Copy out every record below with complete accuracy.

─── Data lines

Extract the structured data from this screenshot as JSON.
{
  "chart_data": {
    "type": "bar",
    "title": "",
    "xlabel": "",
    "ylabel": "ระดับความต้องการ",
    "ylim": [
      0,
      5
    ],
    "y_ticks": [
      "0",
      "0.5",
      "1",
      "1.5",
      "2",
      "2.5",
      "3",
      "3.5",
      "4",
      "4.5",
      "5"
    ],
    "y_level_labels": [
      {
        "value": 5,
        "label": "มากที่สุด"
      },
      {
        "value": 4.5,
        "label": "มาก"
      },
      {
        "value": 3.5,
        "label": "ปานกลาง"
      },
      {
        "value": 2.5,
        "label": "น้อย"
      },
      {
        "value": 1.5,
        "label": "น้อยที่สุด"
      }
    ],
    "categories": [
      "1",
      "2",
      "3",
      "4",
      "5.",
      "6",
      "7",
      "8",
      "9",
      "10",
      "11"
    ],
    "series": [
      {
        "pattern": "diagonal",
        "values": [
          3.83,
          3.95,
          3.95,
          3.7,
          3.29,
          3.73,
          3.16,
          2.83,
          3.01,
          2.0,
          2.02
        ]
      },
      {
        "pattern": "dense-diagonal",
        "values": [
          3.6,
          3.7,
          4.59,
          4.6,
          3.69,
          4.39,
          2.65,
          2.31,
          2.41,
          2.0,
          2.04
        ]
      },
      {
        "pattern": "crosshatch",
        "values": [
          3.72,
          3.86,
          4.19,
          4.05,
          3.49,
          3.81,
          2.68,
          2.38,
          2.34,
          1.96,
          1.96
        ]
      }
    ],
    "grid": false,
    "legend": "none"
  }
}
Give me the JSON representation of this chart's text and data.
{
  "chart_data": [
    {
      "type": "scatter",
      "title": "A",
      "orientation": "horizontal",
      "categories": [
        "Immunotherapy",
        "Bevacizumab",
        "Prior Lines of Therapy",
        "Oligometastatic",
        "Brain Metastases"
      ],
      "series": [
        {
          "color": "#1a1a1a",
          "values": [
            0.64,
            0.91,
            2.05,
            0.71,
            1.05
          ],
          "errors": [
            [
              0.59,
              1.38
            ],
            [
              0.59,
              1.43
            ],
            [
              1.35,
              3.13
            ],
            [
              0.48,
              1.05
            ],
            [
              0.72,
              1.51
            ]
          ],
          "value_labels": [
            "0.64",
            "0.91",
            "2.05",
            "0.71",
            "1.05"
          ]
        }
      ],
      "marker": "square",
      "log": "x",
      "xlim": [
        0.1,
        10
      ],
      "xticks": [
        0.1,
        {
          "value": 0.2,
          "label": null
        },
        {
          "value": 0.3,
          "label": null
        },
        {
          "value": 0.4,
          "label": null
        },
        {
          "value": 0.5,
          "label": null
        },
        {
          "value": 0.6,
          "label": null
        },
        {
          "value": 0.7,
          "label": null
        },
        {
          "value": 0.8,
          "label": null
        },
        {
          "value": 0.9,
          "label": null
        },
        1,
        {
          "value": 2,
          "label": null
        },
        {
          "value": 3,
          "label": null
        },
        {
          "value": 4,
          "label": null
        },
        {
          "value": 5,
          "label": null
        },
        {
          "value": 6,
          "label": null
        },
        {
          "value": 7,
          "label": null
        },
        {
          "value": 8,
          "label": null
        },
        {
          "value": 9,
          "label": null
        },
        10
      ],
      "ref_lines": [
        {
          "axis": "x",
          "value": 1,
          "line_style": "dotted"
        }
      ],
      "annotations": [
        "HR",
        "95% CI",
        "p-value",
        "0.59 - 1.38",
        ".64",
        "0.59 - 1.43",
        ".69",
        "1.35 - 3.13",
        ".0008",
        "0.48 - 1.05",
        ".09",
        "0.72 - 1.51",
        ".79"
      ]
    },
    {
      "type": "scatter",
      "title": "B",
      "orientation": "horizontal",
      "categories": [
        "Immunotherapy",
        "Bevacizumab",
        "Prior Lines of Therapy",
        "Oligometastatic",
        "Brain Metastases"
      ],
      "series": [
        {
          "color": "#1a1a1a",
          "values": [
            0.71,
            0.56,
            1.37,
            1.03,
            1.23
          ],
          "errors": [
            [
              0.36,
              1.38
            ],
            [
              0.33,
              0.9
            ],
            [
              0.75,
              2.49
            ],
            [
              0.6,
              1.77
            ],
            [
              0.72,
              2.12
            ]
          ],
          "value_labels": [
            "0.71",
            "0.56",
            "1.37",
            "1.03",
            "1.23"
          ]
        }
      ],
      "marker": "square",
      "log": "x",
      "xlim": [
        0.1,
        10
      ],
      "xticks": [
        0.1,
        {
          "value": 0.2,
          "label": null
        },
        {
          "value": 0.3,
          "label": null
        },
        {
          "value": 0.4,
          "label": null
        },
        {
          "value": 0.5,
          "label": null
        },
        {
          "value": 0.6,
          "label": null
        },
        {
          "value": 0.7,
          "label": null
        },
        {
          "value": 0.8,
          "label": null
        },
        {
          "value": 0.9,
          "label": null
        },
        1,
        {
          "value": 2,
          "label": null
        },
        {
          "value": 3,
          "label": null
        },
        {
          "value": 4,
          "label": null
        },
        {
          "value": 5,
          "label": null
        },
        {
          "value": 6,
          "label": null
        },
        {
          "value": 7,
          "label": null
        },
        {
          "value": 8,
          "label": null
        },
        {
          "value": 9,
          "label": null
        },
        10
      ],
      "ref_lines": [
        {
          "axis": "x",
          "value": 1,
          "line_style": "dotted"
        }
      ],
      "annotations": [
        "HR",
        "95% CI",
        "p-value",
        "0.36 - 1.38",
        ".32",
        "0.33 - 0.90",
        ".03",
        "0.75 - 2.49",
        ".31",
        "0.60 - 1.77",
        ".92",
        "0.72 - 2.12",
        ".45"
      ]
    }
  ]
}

──────

[Written answer]
Extract the structured data from this screenshot as JSON.
{
  "chart_data": {
    "type": "bar",
    "title": "",
    "xlabel": "",
    "ylabel": "ระดับความต้องการ",
    "ylim": [
      0,
      5
    ],
    "y_ticks": [
      "0",
      "0.5",
      "1",
      "1.5",
      "2",
      "2.5",
      "3",
      "3.5",
      "4",
      "4.5",
      "5"
    ],
    "y_level_labels": [
      {
        "value": 5,
        "label": "มากที่สุด"
      },
      {
        "value": 4.5,
        "label": "มาก"
      },
      {
        "value": 3.5,
        "label": "ปานกลาง"
      },
      {
        "value": 2.5,
        "label": "น้อย"
      },
      {
        "value": 1.5,
        "label": "น้อยที่สุด"
      }
    ],
    "categories": [
      "1",
      "2",
      "3",
      "4",
      "5.",
      "6",
      "7",
      "8",
      "9",
      "10",
      "11"
    ],
    "series": [
      {
        "pattern": "diagonal",
        "values": [
          3.83,
          3.95,
          3.95,
          3.7,
          3.29,
          3.73,
          3.16,
          2.83,
          3.01,
          2.0,
          2.02
        ]
      },
      {
        "pattern": "dense-diagonal",
        "values": [
          3.6,
          3.7,
          4.59,
          4.6,
          3.69,
          4.39,
          2.65,
          2.31,
          2.41,
          2.0,
          2.04
        ]
      },
      {
        "pattern": "crosshatch",
        "values": [
          3.72,
          3.86,
          4.19,
          4.05,
          3.49,
          3.81,
          2.68,
          2.38,
          2.34,
          1.96,
          1.96
        ]
      }
    ],
    "grid": false,
    "legend": "none"
  }
}
Give me the JSON representation of this chart's text and data.
{
  "chart_data": [
    {
      "type": "scatter",
      "title": "A",
      "orientation": "horizontal",
      "categories": [
        "Immunotherapy",
        "Bevacizumab",
        "Prior Lines of Therapy",
        "Oligometastatic",
        "Brain Metastases"
      ],
      "series": [
        {
          "color": "#1a1a1a",
          "values": [
            0.64,
            0.91,
            2.05,
            0.71,
            1.05
          ],
          "errors": [
            [
              0.59,
              1.38
            ],
            [
              0.59,
              1.43
            ],
            [
              1.35,
              3.13
            ],
            [
              0.48,
              1.05
            ],
            [
              0.72,
              1.51
            ]
          ],
          "value_labels": [
            "0.64",
            "0.91",
            "2.05",
            "0.71",
            "1.05"
          ]
        }
      ],
      "marker": "square",
      "log": "x",
      "xlim": [
        0.1,
        10
      ],
      "xticks": [
        0.1,
        {
          "value": 0.2,
          "label": null
        },
        {
          "value": 0.3,
          "label": null
        },
        {
          "value": 0.4,
          "label": null
        },
        {
          "value": 0.5,
          "label": null
        },
        {
          "value": 0.6,
          "label": null
        },
        {
          "value": 0.7,
          "label": null
        },
        {
          "value": 0.8,
          "label": null
        },
        {
          "value": 0.9,
          "label": null
        },
        1,
        {
          "value": 2,
          "label": null
        },
        {
          "value": 3,
          "label": null
        },
        {
          "value": 4,
          "label": null
        },
        {
          "value": 5,
          "label": null
        },
        {
          "value": 6,
          "label": null
        },
        {
          "value": 7,
          "label": null
        },
        {
          "value": 8,
          "label": null
        },
        {
          "value": 9,
          "label": null
        },
        10
      ],
      "ref_lines": [
        {
          "axis": "x",
          "value": 1,
          "line_style": "dotted"
        }
      ],
      "annotations": [
        "HR",
        "95% CI",
        "p-value",
        "0.59 - 1.38",
        ".64",
        "0.59 - 1.43",
        ".69",
        "1.35 - 3.13",
        ".0008",
        "0.48 - 1.05",
        ".09",
        "0.72 - 1.51",
        ".79"
      ]
    },
    {
      "type": "scatter",
      "title": "B",
      "orientation": "horizontal",
      "categories": [
        "Immunotherapy",
        "Bevacizumab",
        "Prior Lines of Therapy",
        "Oligometastatic",
        "Brain Metastases"
      ],
      "series": [
        {
          "color": "#1a1a1a",
          "values": [
            0.71,
            0.56,
            1.37,
            1.03,
            1.23
          ],
          "errors": [
            [
              0.36,
              1.38
            ],
            [
              0.33,
              0.9
            ],
            [
              0.75,
              2.49
            ],
            [
              0.6,
              1.77
            ],
            [
              0.72,
              2.12
            ]
          ],
          "value_labels": [
            "0.71",
            "0.56",
            "1.37",
            "1.03",
            "1.23"
          ]
        }
      ],
      "marker": "square",
      "log": "x",
      "xlim": [
        0.1,
        10
      ],
      "xticks": [
        0.1,
        {
          "value": 0.2,
          "label": null
        },
        {
          "value": 0.3,
          "label": null
        },
        {
          "value": 0.4,
          "label": null
        },
        {
          "value": 0.5,
          "label": null
        },
        {
          "value": 0.6,
          "label": null
        },
        {
          "value": 0.7,
          "label": null
        },
        {
          "value": 0.8,
          "label": null
        },
        {
          "value": 0.9,
          "label": null
        },
        1,
        {
          "value": 2,
          "label": null
        },
        {
          "value": 3,
          "label": null
        },
        {
          "value": 4,
          "label": null
        },
        {
          "value": 5,
          "label": null
        },
        {
          "value": 6,
          "label": null
        },
        {
          "value": 7,
          "label": null
        },
        {
          "value": 8,
          "label": null
        },
        {
          "value": 9,
          "label": null
        },
        10
      ],
      "ref_lines": [
        {
          "axis": "x",
          "value": 1,
          "line_style": "dotted"
        }
      ],
      "annotations": [
        "HR",
        "95% CI",
        "p-value",
        "0.36 - 1.38",
        ".32",
        "0.33 - 0.90",
        ".03",
        "0.75 - 2.49",
        ".31",
        "0.60 - 1.77",
        ".92",
        "0.72 - 2.12",
        ".45"
      ]
    }
  ]
}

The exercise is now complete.